• [Set exercise]
Copy each record exactly as it reads, leaving out any pictures it holds.

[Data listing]
>>
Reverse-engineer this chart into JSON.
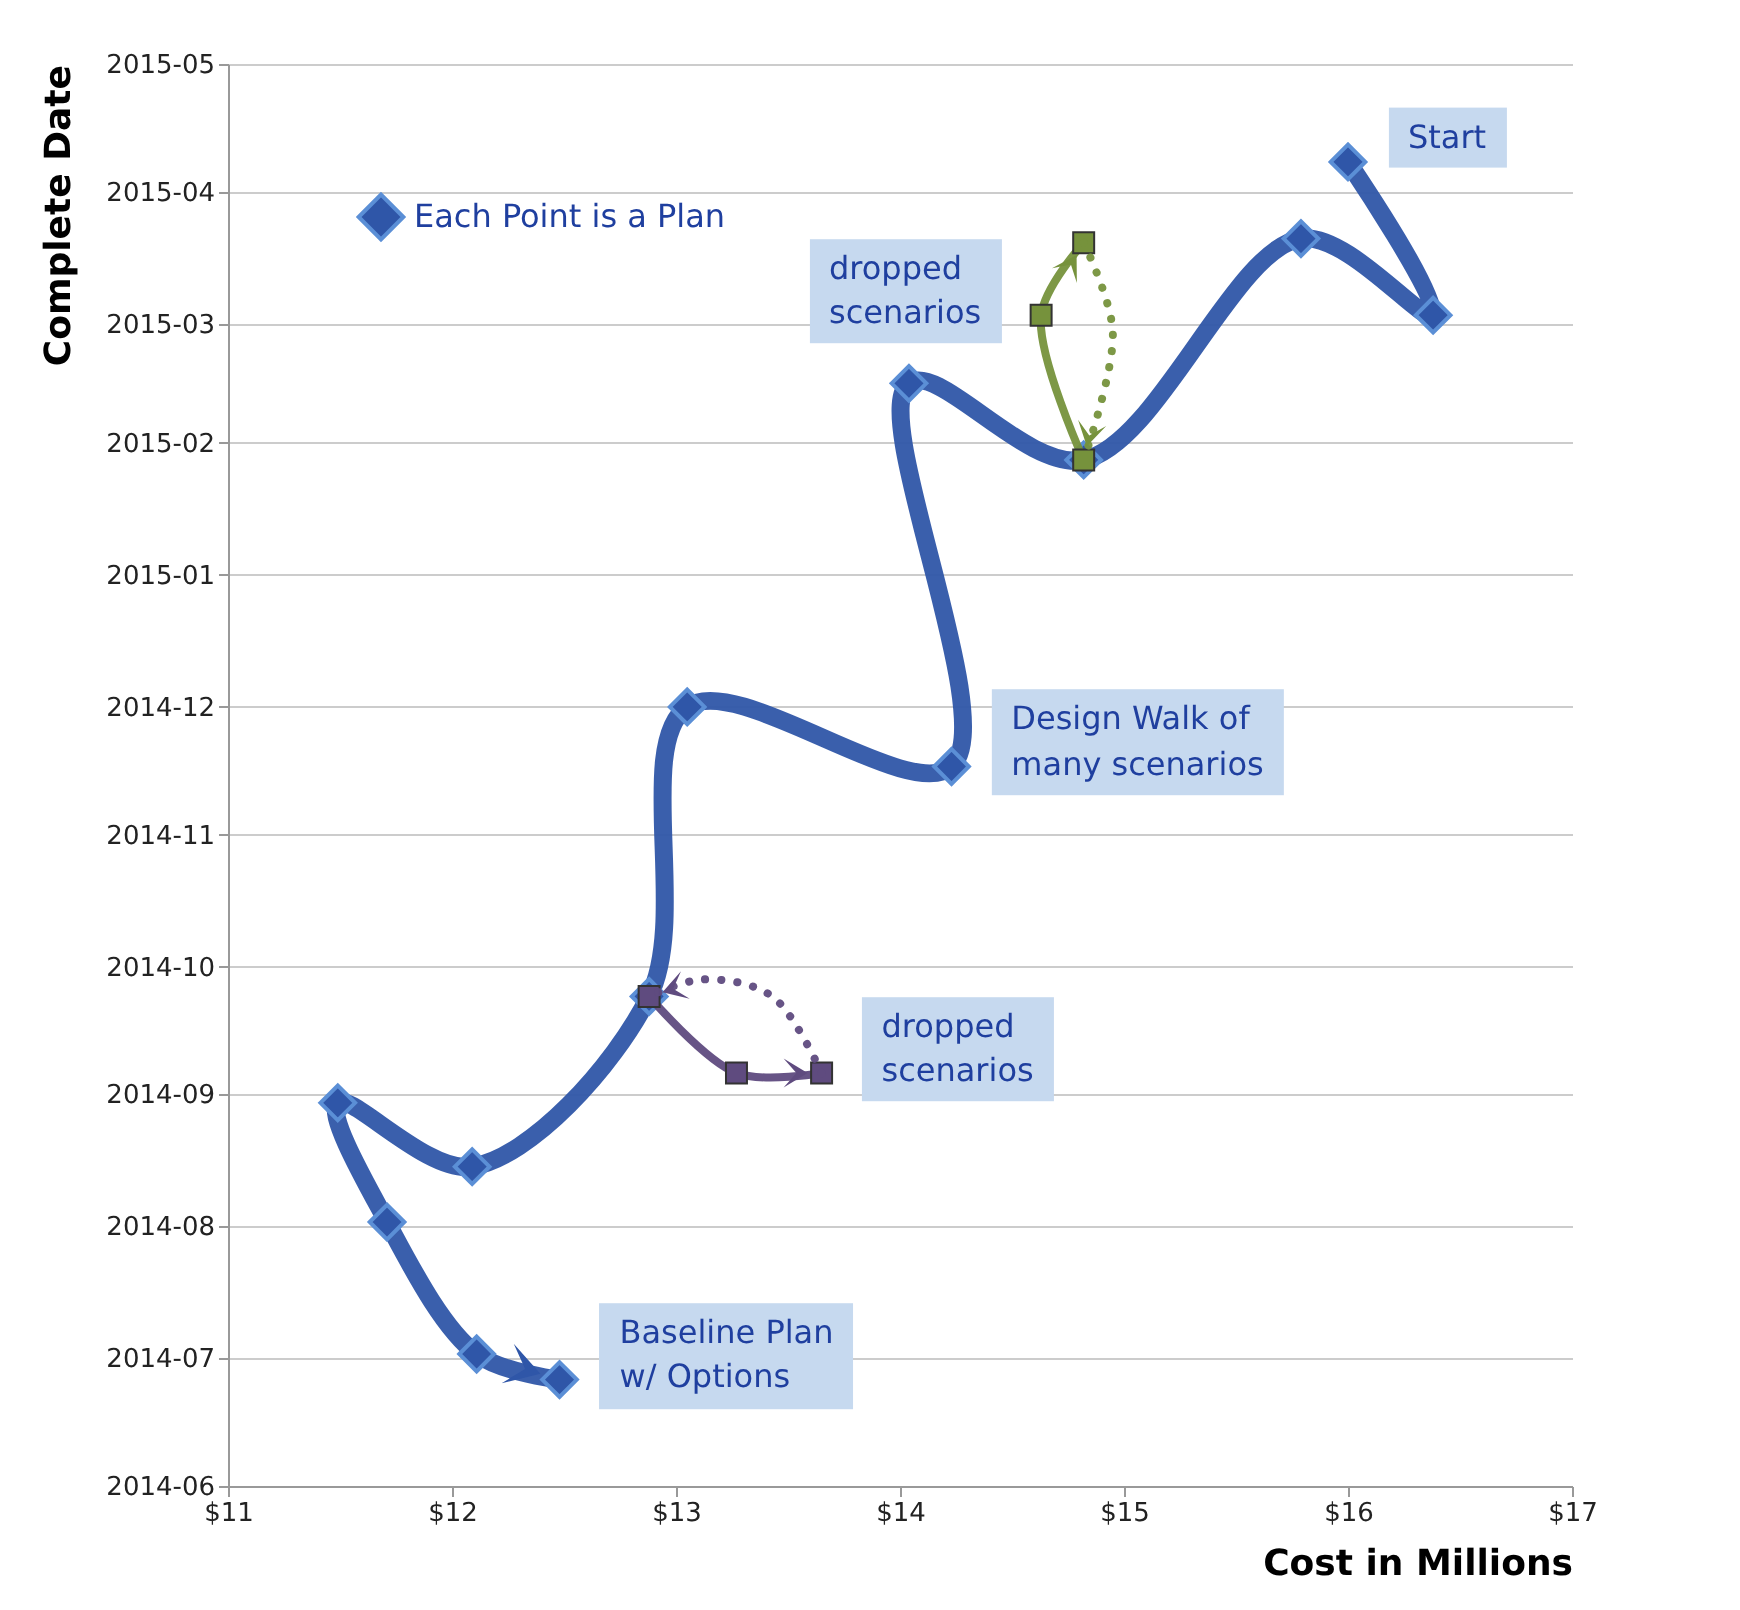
{
  "chart_data": {
    "type": "line",
    "orientation": "horizontal",
    "xlabel": "Cost in Millions",
    "ylabel": "Complete Date",
    "xlim": [
      11,
      17
    ],
    "xticks": [
      {
        "value": 11,
        "label": "$11"
      },
      {
        "value": 12,
        "label": "$12"
      },
      {
        "value": 13,
        "label": "$13"
      },
      {
        "value": 14,
        "label": "$14"
      },
      {
        "value": 15,
        "label": "$15"
      },
      {
        "value": 16,
        "label": "$16"
      },
      {
        "value": 17,
        "label": "$17"
      }
    ],
    "ylim": [
      "2014-06",
      "2015-05"
    ],
    "yticks": [
      "2014-06",
      "2014-07",
      "2014-08",
      "2014-09",
      "2014-10",
      "2014-11",
      "2014-12",
      "2015-01",
      "2015-02",
      "2015-03",
      "2015-04",
      "2015-05"
    ],
    "grid": "y",
    "legend": "top left",
    "series": [
      {
        "name": "Each Point is a Plan",
        "color": "#2f56a8",
        "marker": "diamond",
        "x": [
          "2015-04-08",
          "2015-03-03",
          "2015-03-21",
          "2015-01-28",
          "2015-02-15",
          "2014-11-17",
          "2014-12-01",
          "2014-09-24",
          "2014-08-15",
          "2014-08-30",
          "2014-08-02",
          "2014-07-02",
          "2014-06-26"
        ],
        "values": [
          16.0,
          16.38,
          15.79,
          14.82,
          14.04,
          14.23,
          13.05,
          12.88,
          12.09,
          11.49,
          11.71,
          12.11,
          12.48
        ]
      },
      {
        "color": "#76923c",
        "marker": "square",
        "x": [
          "2015-01-28",
          "2015-03-03",
          "2015-03-20"
        ],
        "values": [
          14.82,
          14.63,
          14.82
        ]
      },
      {
        "color": "#5f4b7f",
        "marker": "square",
        "x": [
          "2014-09-24",
          "2014-09-06",
          "2014-09-06"
        ],
        "values": [
          12.88,
          13.27,
          13.65
        ]
      },
      {
        "color": "#76923c",
        "marker": "none",
        "line_style": "dotted",
        "x": [
          "2015-03-20",
          "2015-02-27",
          "2015-01-28"
        ],
        "values": [
          14.82,
          14.95,
          14.82
        ]
      },
      {
        "color": "#5f4b7f",
        "marker": "none",
        "line_style": "dotted",
        "x": [
          "2014-09-06",
          "2014-09-24",
          "2014-09-28",
          "2014-09-24"
        ],
        "values": [
          13.65,
          13.43,
          13.12,
          12.88
        ]
      }
    ],
    "annotations": [
      {
        "text": "Start",
        "x": 16.0,
        "y": "2015-04-08"
      },
      {
        "text": "Design Walk of\nmany scenarios",
        "x": 14.23,
        "y": "2014-11-17"
      },
      {
        "text": "Baseline Plan\nw/ Options",
        "x": 12.48,
        "y": "2014-06-26"
      },
      {
        "text": "dropped\nscenarios",
        "x": 14.63,
        "y": "2015-03-03"
      },
      {
        "text": "dropped\nscenarios",
        "x": 13.65,
        "y": "2014-09-06"
      }
    ]
  }
}
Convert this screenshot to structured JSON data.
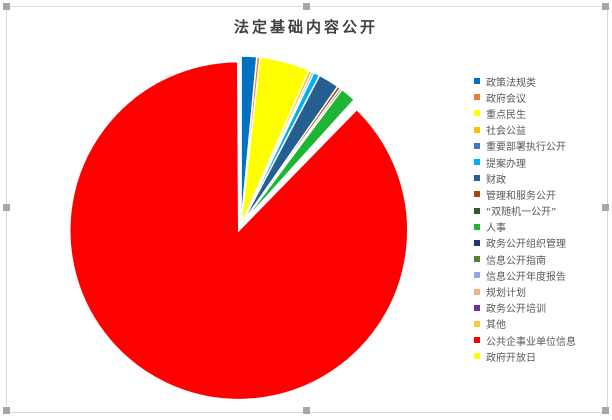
{
  "chart_data": {
    "type": "pie",
    "title": "法定基础内容公开",
    "legend_position": "right",
    "categories": [
      "政策法规类",
      "政府会议",
      "重点民生",
      "社会公益",
      "重要部署执行公开",
      "提案办理",
      "财政",
      "管理和服务公开",
      "“双随机一公开”",
      "人事",
      "政务公开组织管理",
      "信息公开指南",
      "信息公开年度报告",
      "规划计划",
      "政务公开培训",
      "其他",
      "公共企事业单位信息",
      "政府开放日"
    ],
    "values": [
      1.5,
      0.3,
      4.8,
      0.3,
      0.2,
      0.6,
      2.0,
      0.3,
      0.2,
      1.5,
      0.1,
      0.1,
      0.1,
      0.1,
      0.1,
      0.1,
      87.6,
      0.1
    ],
    "colors": [
      "#0070c0",
      "#ed7d31",
      "#ffff00",
      "#ffc000",
      "#4472c4",
      "#00b0f0",
      "#255e91",
      "#9e480e",
      "#375623",
      "#1fb534",
      "#203864",
      "#548235",
      "#8faadc",
      "#f4b183",
      "#7030a0",
      "#f7c842",
      "#ff0000",
      "#ffff00"
    ],
    "exploded": "公共企事业单位信息"
  }
}
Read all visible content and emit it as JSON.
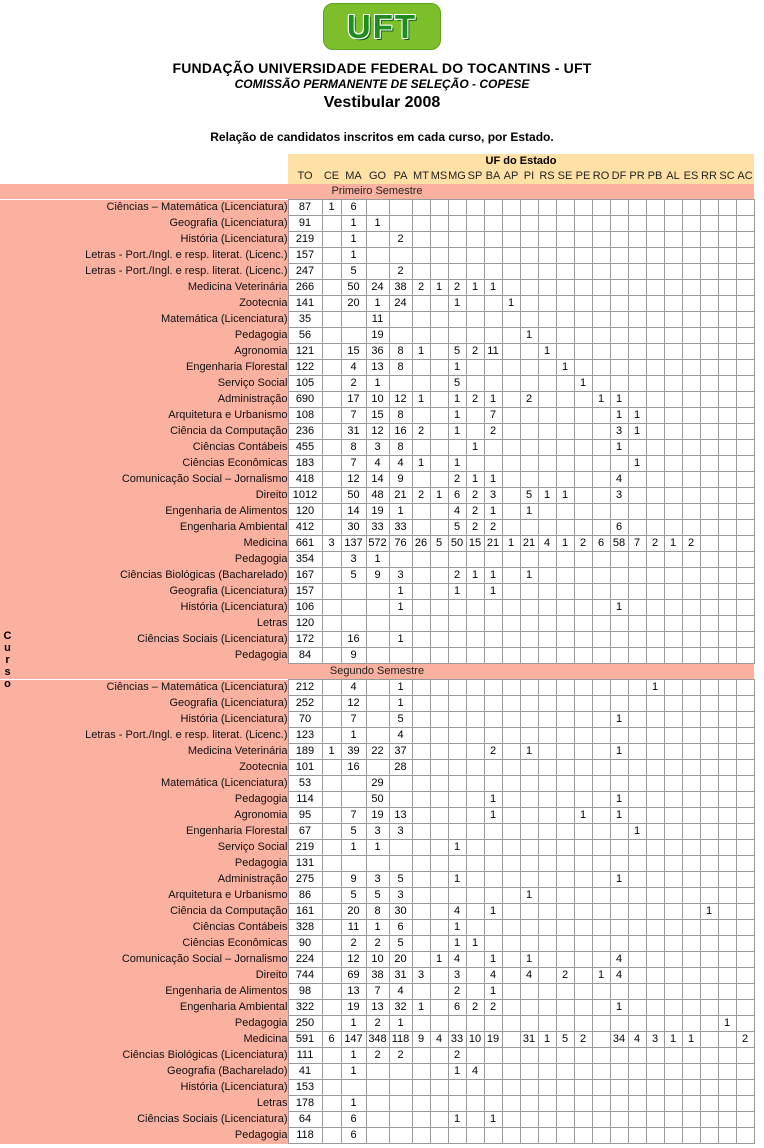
<<
• [Result]
Reverse-engineer this chart into JSON.
{
  "chart_data": {
    "type": "line",
    "orientation": "horizontal",
    "xlabel": "Cost in Millions",
    "ylabel": "Complete Date",
    "xlim": [
      11,
      17
    ],
    "xticks": [
      {
        "value": 11,
        "label": "$11"
      },
      {
        "value": 12,
        "label": "$12"
      },
      {
        "value": 13,
        "label": "$13"
      },
      {
        "value": 14,
        "label": "$14"
      },
      {
        "value": 15,
        "label": "$15"
      },
      {
        "value": 16,
        "label": "$16"
      },
      {
        "value": 17,
        "label": "$17"
      }
    ],
    "ylim": [
      "2014-06",
      "2015-05"
    ],
    "yticks": [
      "2014-06",
      "2014-07",
      "2014-08",
      "2014-09",
      "2014-10",
      "2014-11",
      "2014-12",
      "2015-01",
      "2015-02",
      "2015-03",
      "2015-04",
      "2015-05"
    ],
    "grid": "y",
    "legend": "top left",
    "series": [
      {
        "name": "Each Point is a Plan",
        "color": "#2f56a8",
        "marker": "diamond",
        "x": [
          "2015-04-08",
          "2015-03-03",
          "2015-03-21",
          "2015-01-28",
          "2015-02-15",
          "2014-11-17",
          "2014-12-01",
          "2014-09-24",
          "2014-08-15",
          "2014-08-30",
          "2014-08-02",
          "2014-07-02",
          "2014-06-26"
        ],
        "values": [
          16.0,
          16.38,
          15.79,
          14.82,
          14.04,
          14.23,
          13.05,
          12.88,
          12.09,
          11.49,
          11.71,
          12.11,
          12.48
        ]
      },
      {
        "color": "#76923c",
        "marker": "square",
        "x": [
          "2015-01-28",
          "2015-03-03",
          "2015-03-20"
        ],
        "values": [
          14.82,
          14.63,
          14.82
        ]
      },
      {
        "color": "#5f4b7f",
        "marker": "square",
        "x": [
          "2014-09-24",
          "2014-09-06",
          "2014-09-06"
        ],
        "values": [
          12.88,
          13.27,
          13.65
        ]
      },
      {
        "color": "#76923c",
        "marker": "none",
        "line_style": "dotted",
        "x": [
          "2015-03-20",
          "2015-02-27",
          "2015-01-28"
        ],
        "values": [
          14.82,
          14.95,
          14.82
        ]
      },
      {
        "color": "#5f4b7f",
        "marker": "none",
        "line_style": "dotted",
        "x": [
          "2014-09-06",
          "2014-09-24",
          "2014-09-28",
          "2014-09-24"
        ],
        "values": [
          13.65,
          13.43,
          13.12,
          12.88
        ]
      }
    ],
    "annotations": [
      {
        "text": "Start",
        "x": 16.0,
        "y": "2015-04-08"
      },
      {
        "text": "Design Walk of\nmany scenarios",
        "x": 14.23,
        "y": "2014-11-17"
      },
      {
        "text": "Baseline Plan\nw/ Options",
        "x": 12.48,
        "y": "2014-06-26"
      },
      {
        "text": "dropped\nscenarios",
        "x": 14.63,
        "y": "2015-03-03"
      },
      {
        "text": "dropped\nscenarios",
        "x": 13.65,
        "y": "2014-09-06"
      }
    ]
  }
}
Convert this screenshot to structured JSON data.
{
  "chart_data": {
    "type": "pie",
    "title": "法定基础内容公开",
    "legend_position": "right",
    "categories": [
      "政策法规类",
      "政府会议",
      "重点民生",
      "社会公益",
      "重要部署执行公开",
      "提案办理",
      "财政",
      "管理和服务公开",
      "“双随机一公开”",
      "人事",
      "政务公开组织管理",
      "信息公开指南",
      "信息公开年度报告",
      "规划计划",
      "政务公开培训",
      "其他",
      "公共企事业单位信息",
      "政府开放日"
    ],
    "values": [
      1.5,
      0.3,
      4.8,
      0.3,
      0.2,
      0.6,
      2.0,
      0.3,
      0.2,
      1.5,
      0.1,
      0.1,
      0.1,
      0.1,
      0.1,
      0.1,
      87.6,
      0.1
    ],
    "colors": [
      "#0070c0",
      "#ed7d31",
      "#ffff00",
      "#ffc000",
      "#4472c4",
      "#00b0f0",
      "#255e91",
      "#9e480e",
      "#375623",
      "#1fb534",
      "#203864",
      "#548235",
      "#8faadc",
      "#f4b183",
      "#7030a0",
      "#f7c842",
      "#ff0000",
      "#ffff00"
    ],
    "exploded": "公共企事业单位信息"
  }
}
Read all visible content and emit it as JSON.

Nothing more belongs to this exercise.